==== Excerpted text

To be creative, our thoughts must stop following the well worn neural paths they are accustomed to travelling. Thus, we start the creative process when we (mentally) say “no.” By saying “no” to any particular thought, we force our minds to conceive alternatives, to search for different neural routes among our existing store of memories, to look for new links. Let me provide a couple of examples.
Consider an artist who paints a picture that is appealing and sells well. He or she might churn out several paintings of like vein without thinking and live well. But, other than the first painting, this is being productive, not creative. To be creative, the artist must first say “no” to some aspect of his or her work. Some large or small part of it must not be produced by rote; it has to be produced as the result of a conscious effort to discover and present something new. A novel way of using titanium white, an insight into the nature of anything, a new way of presenting an emotional experience, a rational discovery, anything at all, as long as it produces an informing entity that is unique. The refusal to repeat what has been done before, because there must be a better way, is the act that initiates creativity.
Alternatively, consider a manager, heading a division within a factory producing widgets. There are opportunities galore to be creative; all such a person need do is think, “No, there must be a better way of doing this,” then work out what that might be. On the other hand, the manager may not be faulted for thinking little and creating nothing, being paid for his efforts, and going home knowing that he has done his job, content. (But, somehow, perhaps, feeling a little incomplete, for he has simply managed an operation, not led. To lead others one must first be creative.)
Everyone can be creative. And we all are, some of the time. We have all created many things, suggested a different approach, changed a routine, come up with a new thought, improved upon the past. Each time, in a moment prior to each occasion, we would have, in effect, said “no,” and this would have stopped us from repeating what we may have done many times before.
Routine living, simply repeating with minor, externally induced, variations what has been done before, is not being creative. No improvements—no increases in life’s quality—are produced, and life stagnates. It is the creative acts of millions who have lived before that has given us everything we have that animals do not.
When we refuse to allow our thoughts to follow their usual pathways, the search for new neural associations begins. Finding them completes the act of creativity; new links are made, new memories laid down, our mind’s store of constructs enlarges, and our future abilities increase. Creativity adds to oneself as well as gives to others.
Thinking And The Universe noted that we discover how the universe and its contents operate by examining the cause-and-effect relationships that tie events together. It was emphasized that nothing happens in isolation; every object and every event is linked through a chain of causality to everything that existed before and to everything that exists currently. Not one iota can change without being brought about by some prior event happening.
But, if no change can occur without being caused by some prior event, which itself must have had a prior cause, and so on and so on, backwards in time to the universe’s beginning, then how can free will exist? How can any individual have any thought that hasn’t been pre-programmed into the cause-and-effect network that exists throughout the universe?
Moreover, if free will does not exist, how can anyone be responsible for their actions? And if no one can be held accountable, then no one should be disciplined for anything they do.
This problem has agitated theologians and philosophers for centuries, and has never been satisfactorily resolved.

========

Task set ▸
1. The essay on creativity and free will names several things we have all done at some time. List each of them.
2. Carry the essay on creativity and free will forward from its final sentence.

==== Entries

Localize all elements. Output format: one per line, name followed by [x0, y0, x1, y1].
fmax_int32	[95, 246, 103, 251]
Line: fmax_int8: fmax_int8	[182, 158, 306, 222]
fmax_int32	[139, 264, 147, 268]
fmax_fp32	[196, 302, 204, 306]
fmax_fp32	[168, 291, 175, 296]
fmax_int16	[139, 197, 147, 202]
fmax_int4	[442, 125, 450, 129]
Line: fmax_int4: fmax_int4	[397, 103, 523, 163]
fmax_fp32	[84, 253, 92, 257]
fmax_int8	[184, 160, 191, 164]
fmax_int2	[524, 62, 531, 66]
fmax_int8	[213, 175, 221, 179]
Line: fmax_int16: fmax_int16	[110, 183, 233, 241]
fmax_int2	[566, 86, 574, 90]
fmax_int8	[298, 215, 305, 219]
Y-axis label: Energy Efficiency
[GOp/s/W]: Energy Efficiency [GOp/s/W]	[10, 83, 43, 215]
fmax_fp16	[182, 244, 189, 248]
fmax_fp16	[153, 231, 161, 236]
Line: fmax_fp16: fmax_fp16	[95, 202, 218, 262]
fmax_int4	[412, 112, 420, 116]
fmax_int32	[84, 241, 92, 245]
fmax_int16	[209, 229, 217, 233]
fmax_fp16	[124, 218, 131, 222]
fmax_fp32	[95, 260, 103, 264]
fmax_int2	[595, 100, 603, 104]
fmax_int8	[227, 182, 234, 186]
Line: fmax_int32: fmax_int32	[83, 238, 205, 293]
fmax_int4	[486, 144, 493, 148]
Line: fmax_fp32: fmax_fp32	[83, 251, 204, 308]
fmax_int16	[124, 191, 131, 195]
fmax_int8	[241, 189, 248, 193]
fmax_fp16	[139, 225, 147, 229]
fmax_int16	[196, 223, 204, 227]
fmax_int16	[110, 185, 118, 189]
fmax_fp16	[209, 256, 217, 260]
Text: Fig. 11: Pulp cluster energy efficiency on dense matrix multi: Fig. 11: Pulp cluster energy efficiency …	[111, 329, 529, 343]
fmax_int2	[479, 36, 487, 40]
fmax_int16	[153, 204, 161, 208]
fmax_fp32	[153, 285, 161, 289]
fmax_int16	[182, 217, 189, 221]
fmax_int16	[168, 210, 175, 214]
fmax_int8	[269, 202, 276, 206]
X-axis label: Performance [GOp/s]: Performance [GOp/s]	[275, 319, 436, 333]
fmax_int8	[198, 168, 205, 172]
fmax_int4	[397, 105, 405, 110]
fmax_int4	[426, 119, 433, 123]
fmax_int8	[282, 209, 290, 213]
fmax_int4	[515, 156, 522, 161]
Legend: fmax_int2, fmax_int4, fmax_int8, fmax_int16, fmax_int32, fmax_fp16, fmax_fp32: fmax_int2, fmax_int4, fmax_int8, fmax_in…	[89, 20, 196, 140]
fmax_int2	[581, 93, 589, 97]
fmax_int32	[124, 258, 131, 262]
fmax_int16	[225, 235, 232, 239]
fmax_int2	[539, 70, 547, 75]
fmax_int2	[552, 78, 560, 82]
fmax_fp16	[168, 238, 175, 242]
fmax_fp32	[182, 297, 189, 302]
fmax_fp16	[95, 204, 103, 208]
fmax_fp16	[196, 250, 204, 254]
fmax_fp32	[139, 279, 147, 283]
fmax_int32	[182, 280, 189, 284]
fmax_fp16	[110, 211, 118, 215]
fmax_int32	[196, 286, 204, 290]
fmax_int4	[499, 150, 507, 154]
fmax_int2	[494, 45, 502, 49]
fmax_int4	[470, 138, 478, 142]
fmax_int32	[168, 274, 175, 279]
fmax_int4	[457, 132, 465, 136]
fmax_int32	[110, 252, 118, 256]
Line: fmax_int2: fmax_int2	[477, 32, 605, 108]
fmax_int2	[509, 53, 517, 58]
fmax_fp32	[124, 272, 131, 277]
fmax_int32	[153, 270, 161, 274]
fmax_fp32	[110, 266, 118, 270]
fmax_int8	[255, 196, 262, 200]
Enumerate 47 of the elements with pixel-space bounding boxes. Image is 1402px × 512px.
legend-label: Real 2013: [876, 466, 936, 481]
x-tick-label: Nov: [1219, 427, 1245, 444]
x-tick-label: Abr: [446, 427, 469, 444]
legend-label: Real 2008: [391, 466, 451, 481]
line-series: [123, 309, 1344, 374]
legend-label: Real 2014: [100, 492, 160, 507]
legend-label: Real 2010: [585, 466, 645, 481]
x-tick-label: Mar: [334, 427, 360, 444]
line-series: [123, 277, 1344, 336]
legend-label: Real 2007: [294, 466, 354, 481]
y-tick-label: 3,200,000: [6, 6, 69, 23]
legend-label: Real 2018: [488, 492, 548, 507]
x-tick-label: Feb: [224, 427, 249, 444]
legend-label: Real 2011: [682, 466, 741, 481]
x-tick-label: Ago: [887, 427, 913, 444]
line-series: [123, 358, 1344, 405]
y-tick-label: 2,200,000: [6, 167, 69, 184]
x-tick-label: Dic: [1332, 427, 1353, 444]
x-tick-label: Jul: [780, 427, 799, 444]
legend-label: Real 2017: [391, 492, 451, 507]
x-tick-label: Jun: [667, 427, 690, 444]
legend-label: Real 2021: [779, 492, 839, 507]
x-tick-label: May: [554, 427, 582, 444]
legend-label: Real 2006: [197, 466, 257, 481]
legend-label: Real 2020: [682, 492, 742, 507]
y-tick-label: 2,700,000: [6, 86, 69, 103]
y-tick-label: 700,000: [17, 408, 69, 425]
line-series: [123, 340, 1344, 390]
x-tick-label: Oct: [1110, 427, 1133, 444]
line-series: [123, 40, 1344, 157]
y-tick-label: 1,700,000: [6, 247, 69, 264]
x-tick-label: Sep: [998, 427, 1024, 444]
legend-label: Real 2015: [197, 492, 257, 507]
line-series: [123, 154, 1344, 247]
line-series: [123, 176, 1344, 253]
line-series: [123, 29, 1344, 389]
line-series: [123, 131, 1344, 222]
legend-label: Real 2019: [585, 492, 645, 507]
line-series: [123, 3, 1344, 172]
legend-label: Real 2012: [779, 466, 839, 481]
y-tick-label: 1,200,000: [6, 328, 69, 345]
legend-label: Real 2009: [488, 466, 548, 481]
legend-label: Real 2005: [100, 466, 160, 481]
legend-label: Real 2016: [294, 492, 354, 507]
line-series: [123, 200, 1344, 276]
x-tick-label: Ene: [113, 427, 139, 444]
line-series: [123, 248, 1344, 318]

========

Answers to the exercise ▸
1.
- Created many things
- Suggested a different approach
- Changed a routine
- Come up with a new thought
- Improved upon the past

2.
Intuitively we feel that we do have free will. We all think that we are free to make any decision we like, and most of us expect to be held accountable for the decisions we make and the actions we carry out as a result of those decisions. So there is some explaining to be done—where does causality give way to allow free will?
Possibly the answer is simple. It may be that causality does not apply to single particle events. What follows is an elaboration of what is meant by this statement, and some evidence supporting the premise.
We think of particles as discrete objects, having mass and able to move from place to place (factors that we can easily measure) because this is our direct experience of the (large and small) objects that we encounter everyday. However, if particles are small enough (about the size of an atom) scientists find that their true nature is not that simple.
One of the peculiarities we find, is that we can never know simultaneously the position and momentum of single particles such as an atom or an electron. This is because any time we try to measure either of these properties, the act of measuring one changes the other. For example, light photons reflecting from a particle that, once detected, should tell us the information we seek, actually give the particle a backward kick as they bounce off. This shifts the particle’s position in an unknown way. It’s a bit like trying to find out what a falling feather is doing by poking at it with a stick. Heisenberg developed the Uncertainty Principle as a description of this problem in 1927. (It precipitated much free-will discussion among scientists and philosophers at the time.)
Another unexpected feature of particle behaviour is that, if we send a beam of them (or even shoot them, one at a time) through two thin parallel slits to make an image on a screen, rather than the expected two lines appearing on the screen, we see several parallel lines of varying density (called an interference pattern). Moreover, these lines are being drawn by a succession of many single hits. Now, on our everyday scale, objects like bullets can’t produce interference patterns. But waves can, so our explanation of such occurrences is that particles show “duality”; they move as if they were waves, but hit targets as if they were bullets.
Quantum mechanics helps physicists solve conundrums like these. This discipline has determined that energy exists as waves of interacting energy fields and that matter is actually bunched-up packets of waves (or photons). (You will remember that Einstein showed that matter and energy were different forms of the same thing, so quantum mechanics and the Theory of Relativity support each other’s explanations.) Since waves are spread-out entities, the position of the particle they represent can only be calculated as a probability of being at any particular place. (For instance, a scientist might say, “If a photon were to hit this screen, it is 60% likely to hit at this spot.”) This may be the first clue in resolving our free will enigma.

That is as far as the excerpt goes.